#### Stated exercise
Output all records precisely as written.

#### Data extract

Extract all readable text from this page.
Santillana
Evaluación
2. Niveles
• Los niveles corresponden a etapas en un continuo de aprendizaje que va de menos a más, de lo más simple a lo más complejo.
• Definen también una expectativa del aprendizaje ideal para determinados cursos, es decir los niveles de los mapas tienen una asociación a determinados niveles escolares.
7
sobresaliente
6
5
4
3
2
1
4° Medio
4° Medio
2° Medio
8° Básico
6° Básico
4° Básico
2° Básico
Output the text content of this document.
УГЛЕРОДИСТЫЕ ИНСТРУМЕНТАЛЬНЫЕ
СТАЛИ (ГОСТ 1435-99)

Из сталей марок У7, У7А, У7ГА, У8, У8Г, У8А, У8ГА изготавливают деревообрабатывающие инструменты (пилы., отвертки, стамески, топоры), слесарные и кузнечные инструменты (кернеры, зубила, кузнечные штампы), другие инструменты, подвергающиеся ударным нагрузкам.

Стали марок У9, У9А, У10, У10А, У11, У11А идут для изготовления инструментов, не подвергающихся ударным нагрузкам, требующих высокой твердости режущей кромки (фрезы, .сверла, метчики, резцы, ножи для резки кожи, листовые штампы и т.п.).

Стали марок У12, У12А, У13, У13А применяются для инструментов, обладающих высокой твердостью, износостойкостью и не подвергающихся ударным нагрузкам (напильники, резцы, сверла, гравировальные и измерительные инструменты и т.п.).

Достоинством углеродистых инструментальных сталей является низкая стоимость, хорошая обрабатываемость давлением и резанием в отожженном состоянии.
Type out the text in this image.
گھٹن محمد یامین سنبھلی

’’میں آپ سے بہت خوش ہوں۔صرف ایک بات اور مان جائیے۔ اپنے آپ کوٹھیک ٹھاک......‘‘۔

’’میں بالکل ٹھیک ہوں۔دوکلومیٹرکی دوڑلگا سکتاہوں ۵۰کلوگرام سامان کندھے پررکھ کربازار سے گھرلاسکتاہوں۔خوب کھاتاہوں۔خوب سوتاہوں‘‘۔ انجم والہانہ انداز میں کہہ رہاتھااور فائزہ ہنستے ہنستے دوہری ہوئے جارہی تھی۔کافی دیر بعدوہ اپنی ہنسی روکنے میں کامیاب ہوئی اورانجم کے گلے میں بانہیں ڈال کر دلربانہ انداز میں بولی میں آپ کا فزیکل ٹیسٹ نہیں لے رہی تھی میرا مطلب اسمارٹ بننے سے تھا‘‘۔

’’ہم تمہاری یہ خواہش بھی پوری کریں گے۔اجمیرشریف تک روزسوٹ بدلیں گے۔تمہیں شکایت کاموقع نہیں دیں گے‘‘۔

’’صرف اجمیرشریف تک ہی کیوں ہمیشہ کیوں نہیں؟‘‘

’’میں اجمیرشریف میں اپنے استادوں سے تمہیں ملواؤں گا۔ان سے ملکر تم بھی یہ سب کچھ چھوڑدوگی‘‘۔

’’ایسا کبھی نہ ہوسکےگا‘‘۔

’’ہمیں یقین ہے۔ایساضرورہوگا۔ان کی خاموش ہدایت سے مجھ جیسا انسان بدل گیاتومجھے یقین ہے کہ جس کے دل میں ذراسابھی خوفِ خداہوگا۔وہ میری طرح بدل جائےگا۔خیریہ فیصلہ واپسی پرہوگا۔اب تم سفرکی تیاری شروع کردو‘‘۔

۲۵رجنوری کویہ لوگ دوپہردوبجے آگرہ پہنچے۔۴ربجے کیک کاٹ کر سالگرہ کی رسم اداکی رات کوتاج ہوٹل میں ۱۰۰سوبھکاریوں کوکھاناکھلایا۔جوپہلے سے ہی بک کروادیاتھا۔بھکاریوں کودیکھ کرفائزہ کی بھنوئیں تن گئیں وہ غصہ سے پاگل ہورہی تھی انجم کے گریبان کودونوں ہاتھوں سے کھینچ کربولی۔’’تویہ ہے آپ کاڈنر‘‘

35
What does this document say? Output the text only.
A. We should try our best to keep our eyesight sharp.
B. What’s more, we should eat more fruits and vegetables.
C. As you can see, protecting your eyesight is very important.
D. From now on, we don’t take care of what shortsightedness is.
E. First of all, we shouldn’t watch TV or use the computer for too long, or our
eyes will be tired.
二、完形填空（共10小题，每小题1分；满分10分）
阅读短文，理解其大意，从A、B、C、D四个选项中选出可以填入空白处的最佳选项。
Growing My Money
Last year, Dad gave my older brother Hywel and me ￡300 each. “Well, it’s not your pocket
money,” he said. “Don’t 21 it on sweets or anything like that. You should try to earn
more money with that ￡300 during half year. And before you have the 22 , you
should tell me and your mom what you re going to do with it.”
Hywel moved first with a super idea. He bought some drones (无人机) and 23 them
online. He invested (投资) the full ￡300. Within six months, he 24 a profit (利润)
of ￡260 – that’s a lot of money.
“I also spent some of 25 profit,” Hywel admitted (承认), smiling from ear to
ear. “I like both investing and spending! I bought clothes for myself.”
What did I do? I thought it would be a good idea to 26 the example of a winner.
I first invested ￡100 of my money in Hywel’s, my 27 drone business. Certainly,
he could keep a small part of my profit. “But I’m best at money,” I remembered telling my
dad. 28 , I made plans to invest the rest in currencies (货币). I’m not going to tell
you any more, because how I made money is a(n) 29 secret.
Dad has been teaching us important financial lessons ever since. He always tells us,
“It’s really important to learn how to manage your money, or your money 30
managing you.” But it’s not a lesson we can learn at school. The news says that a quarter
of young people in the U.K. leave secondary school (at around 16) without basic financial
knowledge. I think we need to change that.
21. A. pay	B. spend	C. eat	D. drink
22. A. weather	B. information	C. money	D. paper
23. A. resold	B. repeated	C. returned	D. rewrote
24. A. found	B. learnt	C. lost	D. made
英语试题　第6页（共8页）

#### Written answer
Extract all readable text from this page.
Santillana
Evaluación
2. Niveles
• Los niveles corresponden a etapas en un continuo de aprendizaje que va de menos a más, de lo más simple a lo más complejo.
• Definen también una expectativa del aprendizaje ideal para determinados cursos, es decir los niveles de los mapas tienen una asociación a determinados niveles escolares.
7
sobresaliente
6
5
4
3
2
1
4° Medio
4° Medio
2° Medio
8° Básico
6° Básico
4° Básico
2° Básico
Output the text content of this document.
УГЛЕРОДИСТЫЕ ИНСТРУМЕНТАЛЬНЫЕ
СТАЛИ (ГОСТ 1435-99)

Из сталей марок У7, У7А, У7ГА, У8, У8Г, У8А, У8ГА изготавливают деревообрабатывающие инструменты (пилы., отвертки, стамески, топоры), слесарные и кузнечные инструменты (кернеры, зубила, кузнечные штампы), другие инструменты, подвергающиеся ударным нагрузкам.

Стали марок У9, У9А, У10, У10А, У11, У11А идут для изготовления инструментов, не подвергающихся ударным нагрузкам, требующих высокой твердости режущей кромки (фрезы, .сверла, метчики, резцы, ножи для резки кожи, листовые штампы и т.п.).

Стали марок У12, У12А, У13, У13А применяются для инструментов, обладающих высокой твердостью, износостойкостью и не подвергающихся ударным нагрузкам (напильники, резцы, сверла, гравировальные и измерительные инструменты и т.п.).

Достоинством углеродистых инструментальных сталей является низкая стоимость, хорошая обрабатываемость давлением и резанием в отожженном состоянии.
Type out the text in this image.
گھٹن محمد یامین سنبھلی

’’میں آپ سے بہت خوش ہوں۔صرف ایک بات اور مان جائیے۔ اپنے آپ کوٹھیک ٹھاک......‘‘۔

’’میں بالکل ٹھیک ہوں۔دوکلومیٹرکی دوڑلگا سکتاہوں ۵۰کلوگرام سامان کندھے پررکھ کربازار سے گھرلاسکتاہوں۔خوب کھاتاہوں۔خوب سوتاہوں‘‘۔ انجم والہانہ انداز میں کہہ رہاتھااور فائزہ ہنستے ہنستے دوہری ہوئے جارہی تھی۔کافی دیر بعدوہ اپنی ہنسی روکنے میں کامیاب ہوئی اورانجم کے گلے میں بانہیں ڈال کر دلربانہ انداز میں بولی میں آپ کا فزیکل ٹیسٹ نہیں لے رہی تھی میرا مطلب اسمارٹ بننے سے تھا‘‘۔

’’ہم تمہاری یہ خواہش بھی پوری کریں گے۔اجمیرشریف تک روزسوٹ بدلیں گے۔تمہیں شکایت کاموقع نہیں دیں گے‘‘۔

’’صرف اجمیرشریف تک ہی کیوں ہمیشہ کیوں نہیں؟‘‘

’’میں اجمیرشریف میں اپنے استادوں سے تمہیں ملواؤں گا۔ان سے ملکر تم بھی یہ سب کچھ چھوڑدوگی‘‘۔

’’ایسا کبھی نہ ہوسکےگا‘‘۔

’’ہمیں یقین ہے۔ایساضرورہوگا۔ان کی خاموش ہدایت سے مجھ جیسا انسان بدل گیاتومجھے یقین ہے کہ جس کے دل میں ذراسابھی خوفِ خداہوگا۔وہ میری طرح بدل جائےگا۔خیریہ فیصلہ واپسی پرہوگا۔اب تم سفرکی تیاری شروع کردو‘‘۔

۲۵رجنوری کویہ لوگ دوپہردوبجے آگرہ پہنچے۔۴ربجے کیک کاٹ کر سالگرہ کی رسم اداکی رات کوتاج ہوٹل میں ۱۰۰سوبھکاریوں کوکھاناکھلایا۔جوپہلے سے ہی بک کروادیاتھا۔بھکاریوں کودیکھ کرفائزہ کی بھنوئیں تن گئیں وہ غصہ سے پاگل ہورہی تھی انجم کے گریبان کودونوں ہاتھوں سے کھینچ کربولی۔’’تویہ ہے آپ کاڈنر‘‘

35
What does this document say? Output the text only.
A. We should try our best to keep our eyesight sharp.
B. What’s more, we should eat more fruits and vegetables.
C. As you can see, protecting your eyesight is very important.
D. From now on, we don’t take care of what shortsightedness is.
E. First of all, we shouldn’t watch TV or use the computer for too long, or our
eyes will be tired.
二、完形填空（共10小题，每小题1分；满分10分）
阅读短文，理解其大意，从A、B、C、D四个选项中选出可以填入空白处的最佳选项。
Growing My Money
Last year, Dad gave my older brother Hywel and me ￡300 each. “Well, it’s not your pocket
money,” he said. “Don’t 21 it on sweets or anything like that. You should try to earn
more money with that ￡300 during half year. And before you have the 22 , you
should tell me and your mom what you re going to do with it.”
Hywel moved first with a super idea. He bought some drones (无人机) and 23 them
online. He invested (投资) the full ￡300. Within six months, he 24 a profit (利润)
of ￡260 – that’s a lot of money.
“I also spent some of 25 profit,” Hywel admitted (承认), smiling from ear to
ear. “I like both investing and spending! I bought clothes for myself.”
What did I do? I thought it would be a good idea to 26 the example of a winner.
I first invested ￡100 of my money in Hywel’s, my 27 drone business. Certainly,
he could keep a small part of my profit. “But I’m best at money,” I remembered telling my
dad. 28 , I made plans to invest the rest in currencies (货币). I’m not going to tell
you any more, because how I made money is a(n) 29 secret.
Dad has been teaching us important financial lessons ever since. He always tells us,
“It’s really important to learn how to manage your money, or your money 30
managing you.” But it’s not a lesson we can learn at school. The news says that a quarter
of young people in the U.K. leave secondary school (at around 16) without basic financial
knowledge. I think we need to change that.
21. A. pay	B. spend	C. eat	D. drink
22. A. weather	B. information	C. money	D. paper
23. A. resold	B. repeated	C. returned	D. rewrote
24. A. found	B. learnt	C. lost	D. made
英语试题　第6页（共8页）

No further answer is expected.